- TASK BRIEF -
Find the word "notes" in the records below. List each line containing it.

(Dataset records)
^^^^^^^^^^^^^^^^

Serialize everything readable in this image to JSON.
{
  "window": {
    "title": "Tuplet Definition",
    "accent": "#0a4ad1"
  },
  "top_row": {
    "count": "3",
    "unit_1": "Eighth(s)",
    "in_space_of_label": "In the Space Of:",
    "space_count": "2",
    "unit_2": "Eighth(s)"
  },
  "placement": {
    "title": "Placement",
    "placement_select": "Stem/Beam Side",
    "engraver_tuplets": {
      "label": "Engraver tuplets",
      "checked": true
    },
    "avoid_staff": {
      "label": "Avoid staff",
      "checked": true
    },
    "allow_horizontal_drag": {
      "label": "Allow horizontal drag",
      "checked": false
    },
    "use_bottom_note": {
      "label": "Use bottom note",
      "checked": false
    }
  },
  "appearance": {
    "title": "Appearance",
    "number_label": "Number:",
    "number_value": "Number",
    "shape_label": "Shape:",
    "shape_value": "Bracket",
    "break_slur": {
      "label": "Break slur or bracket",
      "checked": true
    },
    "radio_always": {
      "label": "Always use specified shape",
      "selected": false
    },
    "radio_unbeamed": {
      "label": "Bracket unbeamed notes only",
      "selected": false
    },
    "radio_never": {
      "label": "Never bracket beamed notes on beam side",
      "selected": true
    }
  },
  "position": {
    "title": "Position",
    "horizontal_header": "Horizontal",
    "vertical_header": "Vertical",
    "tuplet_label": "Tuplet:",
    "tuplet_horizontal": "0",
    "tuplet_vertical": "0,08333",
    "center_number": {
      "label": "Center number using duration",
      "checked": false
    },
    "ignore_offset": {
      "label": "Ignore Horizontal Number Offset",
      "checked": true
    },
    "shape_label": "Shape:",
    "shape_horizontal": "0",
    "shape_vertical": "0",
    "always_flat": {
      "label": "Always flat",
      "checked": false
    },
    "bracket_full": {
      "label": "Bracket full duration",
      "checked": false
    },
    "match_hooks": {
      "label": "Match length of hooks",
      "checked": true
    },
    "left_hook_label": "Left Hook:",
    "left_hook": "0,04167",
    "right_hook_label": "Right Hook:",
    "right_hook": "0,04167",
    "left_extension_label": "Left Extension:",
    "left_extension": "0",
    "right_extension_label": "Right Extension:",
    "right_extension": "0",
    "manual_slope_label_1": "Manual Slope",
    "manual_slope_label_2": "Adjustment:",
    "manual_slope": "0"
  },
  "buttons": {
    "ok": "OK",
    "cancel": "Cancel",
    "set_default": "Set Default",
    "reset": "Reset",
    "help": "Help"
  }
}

^^^^^^^^^^^^^^^^

- EXERCISE ANSWER -
      "label": "Bracket unbeamed notes only",
      "label": "Never bracket beamed notes on beam side",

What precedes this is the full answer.